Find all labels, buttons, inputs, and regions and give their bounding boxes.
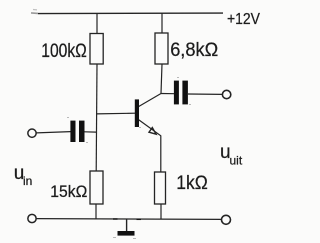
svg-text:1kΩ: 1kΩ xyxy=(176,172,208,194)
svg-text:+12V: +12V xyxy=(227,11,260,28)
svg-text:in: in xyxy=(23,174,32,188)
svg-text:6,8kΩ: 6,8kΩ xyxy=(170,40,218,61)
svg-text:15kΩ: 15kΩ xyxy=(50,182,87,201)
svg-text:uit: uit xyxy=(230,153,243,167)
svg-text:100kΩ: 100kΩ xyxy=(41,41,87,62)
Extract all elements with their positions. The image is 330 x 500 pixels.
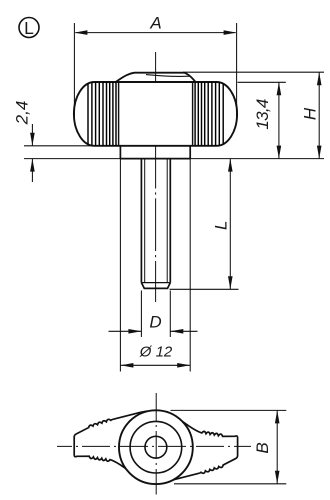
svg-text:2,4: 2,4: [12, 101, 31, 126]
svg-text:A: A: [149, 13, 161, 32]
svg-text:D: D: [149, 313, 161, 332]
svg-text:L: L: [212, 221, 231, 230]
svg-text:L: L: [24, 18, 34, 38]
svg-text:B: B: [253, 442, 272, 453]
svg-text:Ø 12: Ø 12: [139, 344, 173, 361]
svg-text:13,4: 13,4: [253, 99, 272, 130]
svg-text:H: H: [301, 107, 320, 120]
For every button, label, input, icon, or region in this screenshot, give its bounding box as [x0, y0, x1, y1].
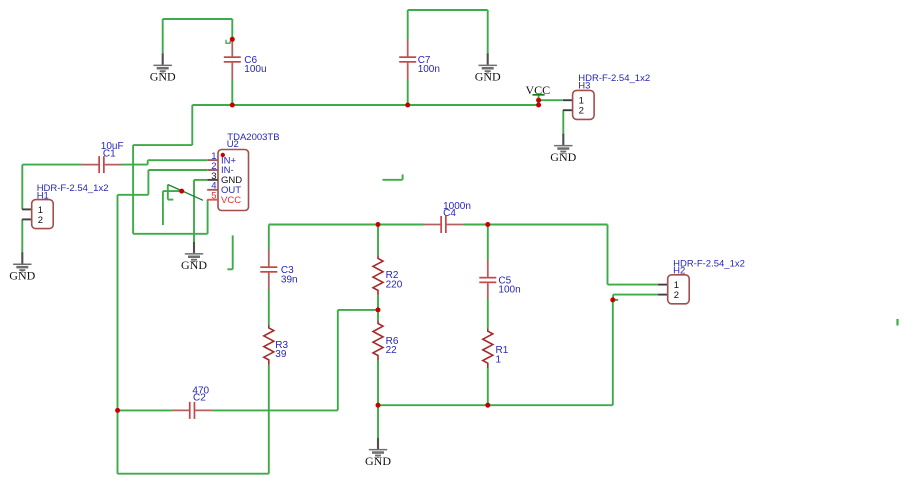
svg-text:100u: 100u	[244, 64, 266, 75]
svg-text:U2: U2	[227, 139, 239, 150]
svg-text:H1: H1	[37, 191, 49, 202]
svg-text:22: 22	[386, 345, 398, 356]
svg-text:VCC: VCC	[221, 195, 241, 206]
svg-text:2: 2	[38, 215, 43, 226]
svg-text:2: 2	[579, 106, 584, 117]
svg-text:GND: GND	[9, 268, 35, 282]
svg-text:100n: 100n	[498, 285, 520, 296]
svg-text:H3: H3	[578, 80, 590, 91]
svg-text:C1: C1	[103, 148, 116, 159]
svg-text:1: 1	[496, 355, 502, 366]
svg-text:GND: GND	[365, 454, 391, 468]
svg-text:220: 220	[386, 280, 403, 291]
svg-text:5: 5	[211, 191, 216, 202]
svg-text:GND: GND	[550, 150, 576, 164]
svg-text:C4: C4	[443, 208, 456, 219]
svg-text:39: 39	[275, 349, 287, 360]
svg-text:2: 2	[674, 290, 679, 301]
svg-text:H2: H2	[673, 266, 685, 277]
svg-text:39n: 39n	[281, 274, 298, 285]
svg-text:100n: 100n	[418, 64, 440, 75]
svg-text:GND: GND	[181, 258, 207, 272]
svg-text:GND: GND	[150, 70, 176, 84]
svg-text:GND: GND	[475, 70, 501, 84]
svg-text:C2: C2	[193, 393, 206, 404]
==
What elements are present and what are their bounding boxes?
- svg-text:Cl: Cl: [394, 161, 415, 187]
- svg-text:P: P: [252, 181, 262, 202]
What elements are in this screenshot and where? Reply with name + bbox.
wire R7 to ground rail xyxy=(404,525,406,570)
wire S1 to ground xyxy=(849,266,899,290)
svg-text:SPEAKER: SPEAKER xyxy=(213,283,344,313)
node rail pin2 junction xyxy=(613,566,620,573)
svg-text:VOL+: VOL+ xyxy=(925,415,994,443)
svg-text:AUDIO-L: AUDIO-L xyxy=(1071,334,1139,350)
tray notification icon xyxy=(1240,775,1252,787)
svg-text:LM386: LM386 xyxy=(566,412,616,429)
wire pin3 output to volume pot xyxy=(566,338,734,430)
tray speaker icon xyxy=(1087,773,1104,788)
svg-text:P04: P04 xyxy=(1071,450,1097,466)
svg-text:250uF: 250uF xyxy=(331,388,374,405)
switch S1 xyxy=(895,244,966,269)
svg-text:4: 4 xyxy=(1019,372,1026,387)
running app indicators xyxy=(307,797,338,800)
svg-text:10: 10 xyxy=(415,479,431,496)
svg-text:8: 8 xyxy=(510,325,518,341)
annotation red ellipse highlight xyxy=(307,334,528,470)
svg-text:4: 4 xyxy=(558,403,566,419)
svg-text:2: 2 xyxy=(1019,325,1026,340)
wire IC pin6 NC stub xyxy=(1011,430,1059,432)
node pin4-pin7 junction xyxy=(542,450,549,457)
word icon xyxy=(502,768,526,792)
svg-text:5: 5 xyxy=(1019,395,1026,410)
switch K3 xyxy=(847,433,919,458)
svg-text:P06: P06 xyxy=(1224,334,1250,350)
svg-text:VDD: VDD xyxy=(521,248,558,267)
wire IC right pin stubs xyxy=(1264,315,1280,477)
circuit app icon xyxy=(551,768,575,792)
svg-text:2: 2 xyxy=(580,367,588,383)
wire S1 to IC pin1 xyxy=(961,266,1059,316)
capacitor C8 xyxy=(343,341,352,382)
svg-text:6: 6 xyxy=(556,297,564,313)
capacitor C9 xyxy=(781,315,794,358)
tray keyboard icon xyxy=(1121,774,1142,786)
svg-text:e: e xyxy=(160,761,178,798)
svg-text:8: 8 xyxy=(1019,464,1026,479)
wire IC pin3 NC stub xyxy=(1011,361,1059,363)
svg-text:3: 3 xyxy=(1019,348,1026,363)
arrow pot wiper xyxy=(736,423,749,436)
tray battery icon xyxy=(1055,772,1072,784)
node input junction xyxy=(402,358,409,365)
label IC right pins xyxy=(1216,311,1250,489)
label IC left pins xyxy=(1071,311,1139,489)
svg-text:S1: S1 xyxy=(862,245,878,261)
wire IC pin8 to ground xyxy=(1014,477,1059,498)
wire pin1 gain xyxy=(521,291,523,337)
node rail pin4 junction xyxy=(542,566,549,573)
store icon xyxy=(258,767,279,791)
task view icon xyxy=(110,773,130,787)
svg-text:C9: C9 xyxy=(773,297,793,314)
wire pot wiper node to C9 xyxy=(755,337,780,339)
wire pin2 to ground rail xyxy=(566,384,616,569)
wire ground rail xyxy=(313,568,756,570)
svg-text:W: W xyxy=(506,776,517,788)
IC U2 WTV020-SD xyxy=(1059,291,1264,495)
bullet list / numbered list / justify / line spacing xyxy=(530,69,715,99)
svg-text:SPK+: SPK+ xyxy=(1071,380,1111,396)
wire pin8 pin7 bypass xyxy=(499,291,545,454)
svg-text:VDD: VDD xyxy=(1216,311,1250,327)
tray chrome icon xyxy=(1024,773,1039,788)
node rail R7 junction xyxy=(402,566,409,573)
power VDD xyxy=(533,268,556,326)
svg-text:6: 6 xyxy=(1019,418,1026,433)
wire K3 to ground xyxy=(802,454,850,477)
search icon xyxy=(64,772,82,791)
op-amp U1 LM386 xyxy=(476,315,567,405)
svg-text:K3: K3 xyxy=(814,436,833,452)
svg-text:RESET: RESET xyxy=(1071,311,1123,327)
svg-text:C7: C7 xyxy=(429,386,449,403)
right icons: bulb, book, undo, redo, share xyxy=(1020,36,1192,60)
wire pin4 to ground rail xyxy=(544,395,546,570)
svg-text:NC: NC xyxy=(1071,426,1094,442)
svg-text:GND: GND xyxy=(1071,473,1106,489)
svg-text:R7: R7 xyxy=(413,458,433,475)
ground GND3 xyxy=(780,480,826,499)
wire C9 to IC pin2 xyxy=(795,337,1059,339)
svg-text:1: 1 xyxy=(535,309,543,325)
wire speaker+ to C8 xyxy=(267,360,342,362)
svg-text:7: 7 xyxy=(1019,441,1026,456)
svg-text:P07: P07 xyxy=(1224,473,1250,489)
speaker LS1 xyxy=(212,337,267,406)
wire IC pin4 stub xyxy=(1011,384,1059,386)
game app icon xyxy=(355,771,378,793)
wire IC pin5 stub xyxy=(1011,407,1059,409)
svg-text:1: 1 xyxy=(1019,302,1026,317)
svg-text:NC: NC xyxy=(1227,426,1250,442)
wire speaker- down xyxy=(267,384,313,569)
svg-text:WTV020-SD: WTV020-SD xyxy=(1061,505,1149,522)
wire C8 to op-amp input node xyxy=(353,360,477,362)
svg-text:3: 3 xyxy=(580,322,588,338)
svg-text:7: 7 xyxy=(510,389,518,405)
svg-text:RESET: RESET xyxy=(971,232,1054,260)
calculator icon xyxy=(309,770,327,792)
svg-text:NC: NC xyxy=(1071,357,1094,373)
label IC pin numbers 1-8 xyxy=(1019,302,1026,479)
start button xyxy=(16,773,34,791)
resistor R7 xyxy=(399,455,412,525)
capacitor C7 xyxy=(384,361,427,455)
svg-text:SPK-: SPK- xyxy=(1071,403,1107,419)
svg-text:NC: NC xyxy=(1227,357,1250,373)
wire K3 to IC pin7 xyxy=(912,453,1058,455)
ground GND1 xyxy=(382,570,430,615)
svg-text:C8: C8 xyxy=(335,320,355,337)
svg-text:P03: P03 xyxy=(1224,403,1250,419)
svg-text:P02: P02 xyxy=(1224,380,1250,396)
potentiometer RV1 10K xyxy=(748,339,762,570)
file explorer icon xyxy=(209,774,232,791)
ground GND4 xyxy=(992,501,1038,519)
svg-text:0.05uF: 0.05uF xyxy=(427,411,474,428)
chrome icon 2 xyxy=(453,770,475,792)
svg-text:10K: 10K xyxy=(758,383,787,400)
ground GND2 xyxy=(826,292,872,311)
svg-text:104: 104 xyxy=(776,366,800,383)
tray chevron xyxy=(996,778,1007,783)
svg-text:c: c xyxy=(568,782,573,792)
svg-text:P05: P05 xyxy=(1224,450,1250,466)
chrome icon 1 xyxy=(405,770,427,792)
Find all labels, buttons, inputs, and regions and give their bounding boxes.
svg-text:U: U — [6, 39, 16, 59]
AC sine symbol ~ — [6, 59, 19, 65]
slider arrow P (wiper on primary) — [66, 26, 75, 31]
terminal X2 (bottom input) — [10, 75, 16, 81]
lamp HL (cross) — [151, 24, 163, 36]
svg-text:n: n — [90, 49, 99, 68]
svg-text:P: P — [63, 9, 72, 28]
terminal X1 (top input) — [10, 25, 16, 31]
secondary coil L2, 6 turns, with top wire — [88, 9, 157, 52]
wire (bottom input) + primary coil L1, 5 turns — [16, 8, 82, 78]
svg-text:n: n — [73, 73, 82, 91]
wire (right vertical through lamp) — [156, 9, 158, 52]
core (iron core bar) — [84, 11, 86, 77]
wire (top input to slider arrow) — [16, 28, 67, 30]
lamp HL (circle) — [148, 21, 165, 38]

Task to carry out
Reproduce verbatim the stretch of the records above, from the line containing "svg-text:1kΩ: 1kΩ xyxy=(176,172,208,194)" through the line containing "Extract all elements".

The result
svg-text:1kΩ: 1kΩ xyxy=(176,172,208,194)
svg-text:+12V: +12V xyxy=(227,11,260,28)
svg-text:in: in xyxy=(23,174,32,188)
svg-text:6,8kΩ: 6,8kΩ xyxy=(170,40,218,61)
svg-text:15kΩ: 15kΩ xyxy=(50,182,87,201)
svg-text:uit: uit xyxy=(230,153,243,167)
svg-text:100kΩ: 100kΩ xyxy=(41,41,87,62)
Extract all elements with their positions. The image is 330 x 500 pixels.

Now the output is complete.